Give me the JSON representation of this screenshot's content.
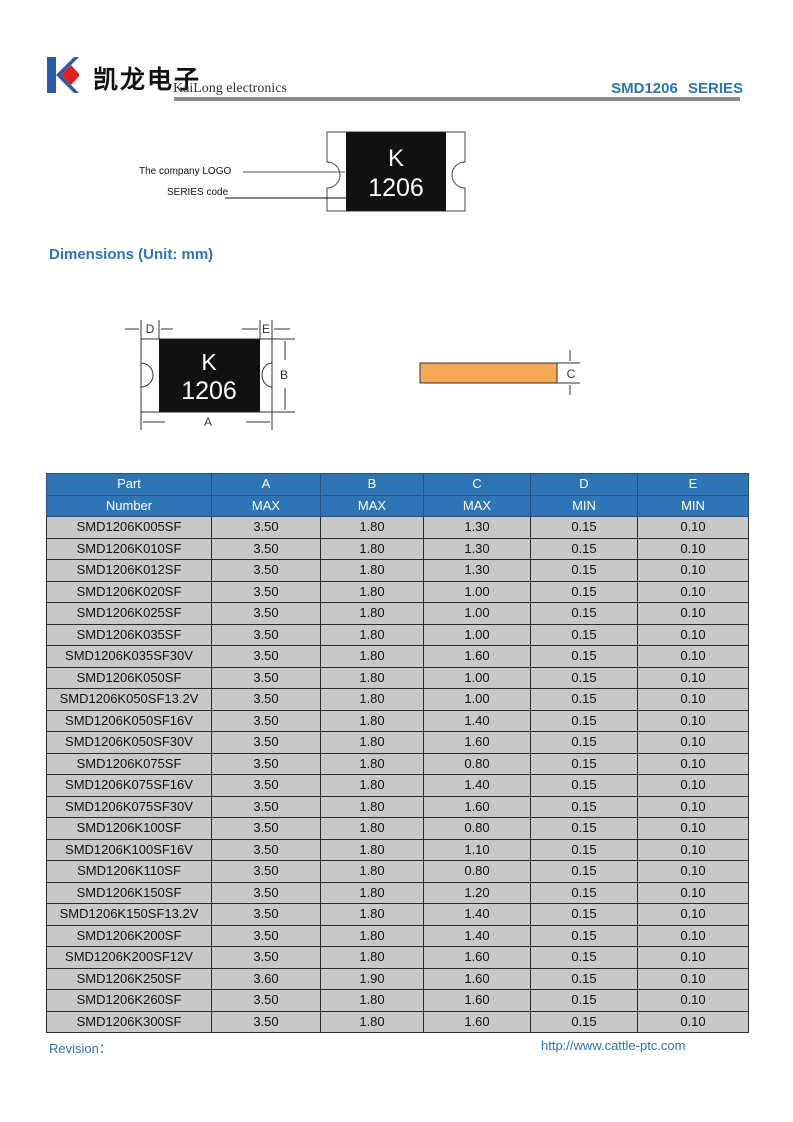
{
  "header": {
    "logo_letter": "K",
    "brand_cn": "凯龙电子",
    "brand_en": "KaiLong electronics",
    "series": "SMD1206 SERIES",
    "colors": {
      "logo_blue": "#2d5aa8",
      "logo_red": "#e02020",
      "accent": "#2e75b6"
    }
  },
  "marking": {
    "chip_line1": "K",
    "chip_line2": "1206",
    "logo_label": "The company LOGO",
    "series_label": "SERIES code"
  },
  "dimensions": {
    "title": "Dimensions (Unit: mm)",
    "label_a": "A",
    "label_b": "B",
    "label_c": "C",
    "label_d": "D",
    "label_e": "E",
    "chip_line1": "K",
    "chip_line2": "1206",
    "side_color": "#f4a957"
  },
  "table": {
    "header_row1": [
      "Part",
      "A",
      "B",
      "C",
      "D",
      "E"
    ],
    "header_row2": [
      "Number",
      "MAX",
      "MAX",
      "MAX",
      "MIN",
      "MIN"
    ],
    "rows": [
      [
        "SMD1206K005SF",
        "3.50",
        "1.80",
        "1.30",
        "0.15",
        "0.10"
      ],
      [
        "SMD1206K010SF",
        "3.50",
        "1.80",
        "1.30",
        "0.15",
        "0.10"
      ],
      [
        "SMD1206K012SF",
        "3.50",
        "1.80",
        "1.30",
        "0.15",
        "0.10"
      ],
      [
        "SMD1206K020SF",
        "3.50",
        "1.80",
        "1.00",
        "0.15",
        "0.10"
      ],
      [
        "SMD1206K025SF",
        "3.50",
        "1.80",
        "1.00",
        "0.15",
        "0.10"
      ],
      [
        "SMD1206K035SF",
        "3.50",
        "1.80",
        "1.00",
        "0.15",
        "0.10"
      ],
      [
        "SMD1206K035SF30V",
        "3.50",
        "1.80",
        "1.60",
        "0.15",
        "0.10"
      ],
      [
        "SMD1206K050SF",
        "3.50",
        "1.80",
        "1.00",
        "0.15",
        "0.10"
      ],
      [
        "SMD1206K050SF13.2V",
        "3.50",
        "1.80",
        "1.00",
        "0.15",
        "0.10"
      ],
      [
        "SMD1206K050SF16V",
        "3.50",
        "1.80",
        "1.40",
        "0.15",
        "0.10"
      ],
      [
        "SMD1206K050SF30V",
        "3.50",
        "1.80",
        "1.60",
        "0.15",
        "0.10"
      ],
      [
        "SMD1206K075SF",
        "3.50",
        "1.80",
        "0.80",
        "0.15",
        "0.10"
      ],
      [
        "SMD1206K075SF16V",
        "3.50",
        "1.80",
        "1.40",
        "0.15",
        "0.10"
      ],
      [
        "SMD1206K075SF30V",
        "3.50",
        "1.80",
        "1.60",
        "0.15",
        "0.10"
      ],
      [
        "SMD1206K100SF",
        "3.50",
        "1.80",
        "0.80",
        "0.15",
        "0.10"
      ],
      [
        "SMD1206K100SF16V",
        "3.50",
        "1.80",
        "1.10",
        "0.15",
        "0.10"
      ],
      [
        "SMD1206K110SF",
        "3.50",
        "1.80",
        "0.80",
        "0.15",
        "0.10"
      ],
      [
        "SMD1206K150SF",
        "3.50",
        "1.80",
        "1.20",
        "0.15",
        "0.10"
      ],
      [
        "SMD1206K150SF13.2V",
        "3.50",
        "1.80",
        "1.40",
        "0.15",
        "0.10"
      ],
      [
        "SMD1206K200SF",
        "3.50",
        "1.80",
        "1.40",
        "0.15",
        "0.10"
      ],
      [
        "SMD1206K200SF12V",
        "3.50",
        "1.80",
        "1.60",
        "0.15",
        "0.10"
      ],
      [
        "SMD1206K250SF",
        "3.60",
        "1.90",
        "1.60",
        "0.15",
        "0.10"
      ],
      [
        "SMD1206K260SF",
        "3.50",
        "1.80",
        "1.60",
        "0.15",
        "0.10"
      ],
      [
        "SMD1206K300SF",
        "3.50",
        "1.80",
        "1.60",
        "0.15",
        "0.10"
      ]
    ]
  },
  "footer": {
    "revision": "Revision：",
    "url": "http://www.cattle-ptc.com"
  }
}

• • • •

**Problem:** Could you repeat all of the material exactly? Pictures should not be copied.

**Finished answer:**
Give me the JSON representation of this screenshot's content.
{
  "header": {
    "logo_letter": "K",
    "brand_cn": "凯龙电子",
    "brand_en": "KaiLong electronics",
    "series": "SMD1206 SERIES",
    "colors": {
      "logo_blue": "#2d5aa8",
      "logo_red": "#e02020",
      "accent": "#2e75b6"
    }
  },
  "marking": {
    "chip_line1": "K",
    "chip_line2": "1206",
    "logo_label": "The company LOGO",
    "series_label": "SERIES code"
  },
  "dimensions": {
    "title": "Dimensions (Unit: mm)",
    "label_a": "A",
    "label_b": "B",
    "label_c": "C",
    "label_d": "D",
    "label_e": "E",
    "chip_line1": "K",
    "chip_line2": "1206",
    "side_color": "#f4a957"
  },
  "table": {
    "header_row1": [
      "Part",
      "A",
      "B",
      "C",
      "D",
      "E"
    ],
    "header_row2": [
      "Number",
      "MAX",
      "MAX",
      "MAX",
      "MIN",
      "MIN"
    ],
    "rows": [
      [
        "SMD1206K005SF",
        "3.50",
        "1.80",
        "1.30",
        "0.15",
        "0.10"
      ],
      [
        "SMD1206K010SF",
        "3.50",
        "1.80",
        "1.30",
        "0.15",
        "0.10"
      ],
      [
        "SMD1206K012SF",
        "3.50",
        "1.80",
        "1.30",
        "0.15",
        "0.10"
      ],
      [
        "SMD1206K020SF",
        "3.50",
        "1.80",
        "1.00",
        "0.15",
        "0.10"
      ],
      [
        "SMD1206K025SF",
        "3.50",
        "1.80",
        "1.00",
        "0.15",
        "0.10"
      ],
      [
        "SMD1206K035SF",
        "3.50",
        "1.80",
        "1.00",
        "0.15",
        "0.10"
      ],
      [
        "SMD1206K035SF30V",
        "3.50",
        "1.80",
        "1.60",
        "0.15",
        "0.10"
      ],
      [
        "SMD1206K050SF",
        "3.50",
        "1.80",
        "1.00",
        "0.15",
        "0.10"
      ],
      [
        "SMD1206K050SF13.2V",
        "3.50",
        "1.80",
        "1.00",
        "0.15",
        "0.10"
      ],
      [
        "SMD1206K050SF16V",
        "3.50",
        "1.80",
        "1.40",
        "0.15",
        "0.10"
      ],
      [
        "SMD1206K050SF30V",
        "3.50",
        "1.80",
        "1.60",
        "0.15",
        "0.10"
      ],
      [
        "SMD1206K075SF",
        "3.50",
        "1.80",
        "0.80",
        "0.15",
        "0.10"
      ],
      [
        "SMD1206K075SF16V",
        "3.50",
        "1.80",
        "1.40",
        "0.15",
        "0.10"
      ],
      [
        "SMD1206K075SF30V",
        "3.50",
        "1.80",
        "1.60",
        "0.15",
        "0.10"
      ],
      [
        "SMD1206K100SF",
        "3.50",
        "1.80",
        "0.80",
        "0.15",
        "0.10"
      ],
      [
        "SMD1206K100SF16V",
        "3.50",
        "1.80",
        "1.10",
        "0.15",
        "0.10"
      ],
      [
        "SMD1206K110SF",
        "3.50",
        "1.80",
        "0.80",
        "0.15",
        "0.10"
      ],
      [
        "SMD1206K150SF",
        "3.50",
        "1.80",
        "1.20",
        "0.15",
        "0.10"
      ],
      [
        "SMD1206K150SF13.2V",
        "3.50",
        "1.80",
        "1.40",
        "0.15",
        "0.10"
      ],
      [
        "SMD1206K200SF",
        "3.50",
        "1.80",
        "1.40",
        "0.15",
        "0.10"
      ],
      [
        "SMD1206K200SF12V",
        "3.50",
        "1.80",
        "1.60",
        "0.15",
        "0.10"
      ],
      [
        "SMD1206K250SF",
        "3.60",
        "1.90",
        "1.60",
        "0.15",
        "0.10"
      ],
      [
        "SMD1206K260SF",
        "3.50",
        "1.80",
        "1.60",
        "0.15",
        "0.10"
      ],
      [
        "SMD1206K300SF",
        "3.50",
        "1.80",
        "1.60",
        "0.15",
        "0.10"
      ]
    ]
  },
  "footer": {
    "revision": "Revision：",
    "url": "http://www.cattle-ptc.com"
  }
}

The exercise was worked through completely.